- Objective
Convert every line of the items below into a Markdown table with two columns, Row and Line, where Row gives the row number and Line gives the line itself. Leave out any blank lines.

- Stored data
+--
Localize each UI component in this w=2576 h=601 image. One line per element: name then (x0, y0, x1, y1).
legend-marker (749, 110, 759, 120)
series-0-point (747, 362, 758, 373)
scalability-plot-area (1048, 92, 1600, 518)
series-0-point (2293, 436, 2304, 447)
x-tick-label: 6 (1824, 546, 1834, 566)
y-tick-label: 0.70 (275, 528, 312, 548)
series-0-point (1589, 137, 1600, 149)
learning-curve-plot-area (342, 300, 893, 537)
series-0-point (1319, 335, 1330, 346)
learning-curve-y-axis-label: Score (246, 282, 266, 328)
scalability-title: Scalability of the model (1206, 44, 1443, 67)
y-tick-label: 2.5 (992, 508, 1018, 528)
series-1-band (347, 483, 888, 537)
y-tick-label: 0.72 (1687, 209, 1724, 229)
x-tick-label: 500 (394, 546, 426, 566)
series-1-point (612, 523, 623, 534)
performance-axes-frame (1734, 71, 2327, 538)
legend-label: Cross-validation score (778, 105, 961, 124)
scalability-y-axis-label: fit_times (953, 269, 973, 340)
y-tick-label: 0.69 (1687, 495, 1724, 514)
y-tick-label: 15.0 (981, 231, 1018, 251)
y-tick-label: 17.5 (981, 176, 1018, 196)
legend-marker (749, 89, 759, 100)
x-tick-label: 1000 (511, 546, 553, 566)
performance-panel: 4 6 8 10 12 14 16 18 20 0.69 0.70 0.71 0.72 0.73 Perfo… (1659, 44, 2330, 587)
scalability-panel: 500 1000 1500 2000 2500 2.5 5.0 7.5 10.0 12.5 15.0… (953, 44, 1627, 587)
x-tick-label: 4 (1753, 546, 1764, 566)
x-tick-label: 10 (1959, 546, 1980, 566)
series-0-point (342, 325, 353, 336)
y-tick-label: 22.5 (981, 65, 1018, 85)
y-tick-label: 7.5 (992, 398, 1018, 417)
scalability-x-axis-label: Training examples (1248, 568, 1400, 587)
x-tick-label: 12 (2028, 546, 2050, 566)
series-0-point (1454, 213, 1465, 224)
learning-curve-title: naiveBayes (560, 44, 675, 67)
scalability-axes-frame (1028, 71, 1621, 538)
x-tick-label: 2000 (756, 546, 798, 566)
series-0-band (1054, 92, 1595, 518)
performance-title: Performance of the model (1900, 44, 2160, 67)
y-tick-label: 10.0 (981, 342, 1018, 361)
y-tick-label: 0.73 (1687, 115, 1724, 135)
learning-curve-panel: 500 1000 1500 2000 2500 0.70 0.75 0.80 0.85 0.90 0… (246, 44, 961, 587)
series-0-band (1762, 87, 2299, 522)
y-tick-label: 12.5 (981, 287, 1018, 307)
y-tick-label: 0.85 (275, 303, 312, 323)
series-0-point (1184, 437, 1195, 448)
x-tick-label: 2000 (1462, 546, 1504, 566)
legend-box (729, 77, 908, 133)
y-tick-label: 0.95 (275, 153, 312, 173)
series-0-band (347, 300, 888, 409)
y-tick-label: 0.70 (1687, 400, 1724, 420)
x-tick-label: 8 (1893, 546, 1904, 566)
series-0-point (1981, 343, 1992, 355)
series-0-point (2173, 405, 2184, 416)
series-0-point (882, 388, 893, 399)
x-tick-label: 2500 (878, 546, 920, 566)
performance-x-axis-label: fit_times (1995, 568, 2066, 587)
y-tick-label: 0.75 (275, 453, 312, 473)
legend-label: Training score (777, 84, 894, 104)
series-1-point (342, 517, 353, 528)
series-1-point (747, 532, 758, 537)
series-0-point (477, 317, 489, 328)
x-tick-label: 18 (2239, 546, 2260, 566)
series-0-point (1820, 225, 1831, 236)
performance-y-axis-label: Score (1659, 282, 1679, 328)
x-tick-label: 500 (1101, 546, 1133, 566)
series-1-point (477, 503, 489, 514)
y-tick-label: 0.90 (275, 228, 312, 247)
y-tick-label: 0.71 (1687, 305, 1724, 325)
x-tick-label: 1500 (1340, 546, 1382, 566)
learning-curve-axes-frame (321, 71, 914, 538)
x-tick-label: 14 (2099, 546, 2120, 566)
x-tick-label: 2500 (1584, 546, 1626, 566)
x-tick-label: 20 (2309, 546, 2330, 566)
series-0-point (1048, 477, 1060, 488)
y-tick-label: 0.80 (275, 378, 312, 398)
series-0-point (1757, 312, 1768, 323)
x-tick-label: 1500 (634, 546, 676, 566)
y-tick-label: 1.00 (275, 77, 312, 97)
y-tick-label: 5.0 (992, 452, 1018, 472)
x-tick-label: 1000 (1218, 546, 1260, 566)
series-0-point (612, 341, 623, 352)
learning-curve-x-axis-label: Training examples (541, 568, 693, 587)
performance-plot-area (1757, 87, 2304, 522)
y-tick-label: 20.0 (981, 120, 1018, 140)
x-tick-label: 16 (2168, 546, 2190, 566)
+--
- Exercise output
| Row | Line |
|---|---|
| 1 | Localize each UI component in this w=2576 h=601 image. One line per element: name then (x0, y0, x1, y1). |
| 2 | legend-marker (749, 110, 759, 120) |
| 3 | series-0-point (747, 362, 758, 373) |
| 4 | scalability-plot-area (1048, 92, 1600, 518) |
| 5 | series-0-point (2293, 436, 2304, 447) |
| 6 | x-tick-label: 6 (1824, 546, 1834, 566) |
| 7 | y-tick-label: 0.70 (275, 528, 312, 548) |
| 8 | series-0-point (1589, 137, 1600, 149) |
| 9 | learning-curve-plot-area (342, 300, 893, 537) |
| 10 | series-0-point (1319, 335, 1330, 346) |
| 11 | learning-curve-y-axis-label: Score (246, 282, 266, 328) |
| 12 | scalability-title: Scalability of the model (1206, 44, 1443, 67) |
| 13 | y-tick-label: 2.5 (992, 508, 1018, 528) |
| 14 | series-1-band (347, 483, 888, 537) |
| 15 | y-tick-label: 0.72 (1687, 209, 1724, 229) |
| 16 | x-tick-label: 500 (394, 546, 426, 566) |
| 17 | series-1-point (612, 523, 623, 534) |
| 18 | performance-axes-frame (1734, 71, 2327, 538) |
| 19 | legend-label: Cross-validation score (778, 105, 961, 124) |
| 20 | scalability-y-axis-label: fit_times (953, 269, 973, 340) |
| 21 | y-tick-label: 0.69 (1687, 495, 1724, 514) |
| 22 | y-tick-label: 15.0 (981, 231, 1018, 251) |
| 23 | y-tick-label: 17.5 (981, 176, 1018, 196) |
| 24 | legend-marker (749, 89, 759, 100) |
| 25 | x-tick-label: 1000 (511, 546, 553, 566) |
| 26 | performance-panel: 4 6 8 10 12 14 16 18 20 0.69 0.70 0.71 0.72 0.73 Perfo… (1659, 44, 2330, 587) |
| 27 | scalability-panel: 500 1000 1500 2000 2500 2.5 5.0 7.5 10.0 12.5 15.0… (953, 44, 1627, 587) |
| 28 | x-tick-label: 4 (1753, 546, 1764, 566) |
| 29 | x-tick-label: 10 (1959, 546, 1980, 566) |
| 30 | series-0-point (342, 325, 353, 336) |
| 31 | y-tick-label: 22.5 (981, 65, 1018, 85) |
| 32 | y-tick-label: 7.5 (992, 398, 1018, 417) |
| 33 | scalability-x-axis-label: Training examples (1248, 568, 1400, 587) |
| 34 | x-tick-label: 12 (2028, 546, 2050, 566) |
| 35 | series-0-point (1454, 213, 1465, 224) |
| 36 | learning-curve-title: naiveBayes (560, 44, 675, 67) |
| 37 | scalability-axes-frame (1028, 71, 1621, 538) |
| 38 | x-tick-label: 2000 (756, 546, 798, 566) |
| 39 | series-0-band (1054, 92, 1595, 518) |
| 40 | performance-title: Performance of the model (1900, 44, 2160, 67) |
| 41 | y-tick-label: 10.0 (981, 342, 1018, 361) |
| 42 | y-tick-label: 0.73 (1687, 115, 1724, 135) |
| 43 | learning-curve-panel: 500 1000 1500 2000 2500 0.70 0.75 0.80 0.85 0.90 0… (246, 44, 961, 587) |
| 44 | series-0-band (1762, 87, 2299, 522) |
| 45 | y-tick-label: 12.5 (981, 287, 1018, 307) |
| 46 | y-tick-label: 0.85 (275, 303, 312, 323) |
| 47 | series-0-point (1184, 437, 1195, 448) |
| 48 | x-tick-label: 2000 (1462, 546, 1504, 566) |
| 49 | legend-box (729, 77, 908, 133) |
| 50 | y-tick-label: 0.95 (275, 153, 312, 173) |
| 51 | series-0-band (347, 300, 888, 409) |
| 52 | y-tick-label: 0.70 (1687, 400, 1724, 420) |
| 53 | x-tick-label: 8 (1893, 546, 1904, 566) |
| 54 | series-0-point (1981, 343, 1992, 355) |
| 55 | series-0-point (2173, 405, 2184, 416) |
| 56 | series-0-point (882, 388, 893, 399) |
| 57 | x-tick-label: 2500 (878, 546, 920, 566) |
| 58 | performance-x-axis-label: fit_times (1995, 568, 2066, 587) |
| 59 | y-tick-label: 0.75 (275, 453, 312, 473) |
| 60 | legend-label: Training score (777, 84, 894, 104) |
| 61 | series-1-point (342, 517, 353, 528) |
| 62 | series-1-point (747, 532, 758, 537) |
| 63 | series-0-point (477, 317, 489, 328) |
| 64 | x-tick-label: 18 (2239, 546, 2260, 566) |
| 65 | series-0-point (1820, 225, 1831, 236) |
| 66 | performance-y-axis-label: Score (1659, 282, 1679, 328) |
| 67 | x-tick-label: 500 (1101, 546, 1133, 566) |
| 68 | series-1-point (477, 503, 489, 514) |
| 69 | y-tick-label: 0.90 (275, 228, 312, 247) |
| 70 | y-tick-label: 0.71 (1687, 305, 1724, 325) |
| 71 | x-tick-label: 1500 (1340, 546, 1382, 566) |
| 72 | learning-curve-axes-frame (321, 71, 914, 538) |
| 73 | x-tick-label: 14 (2099, 546, 2120, 566) |
| 74 | x-tick-label: 2500 (1584, 546, 1626, 566) |
| 75 | x-tick-label: 20 (2309, 546, 2330, 566) |
| 76 | series-0-point (1048, 477, 1060, 488) |
| 77 | y-tick-label: 0.80 (275, 378, 312, 398) |
| 78 | series-0-point (1757, 312, 1768, 323) |
| 79 | x-tick-label: 1500 (634, 546, 676, 566) |
| 80 | y-tick-label: 1.00 (275, 77, 312, 97) |
| 81 | y-tick-label: 5.0 (992, 452, 1018, 472) |
| 82 | x-tick-label: 1000 (1218, 546, 1260, 566) |
| 83 | series-0-point (612, 341, 623, 352) |
| 84 | learning-curve-x-axis-label: Training examples (541, 568, 693, 587) |
| 85 | performance-plot-area (1757, 87, 2304, 522) |
| 86 | y-tick-label: 20.0 (981, 120, 1018, 140) |
| 87 | x-tick-label: 16 (2168, 546, 2190, 566) |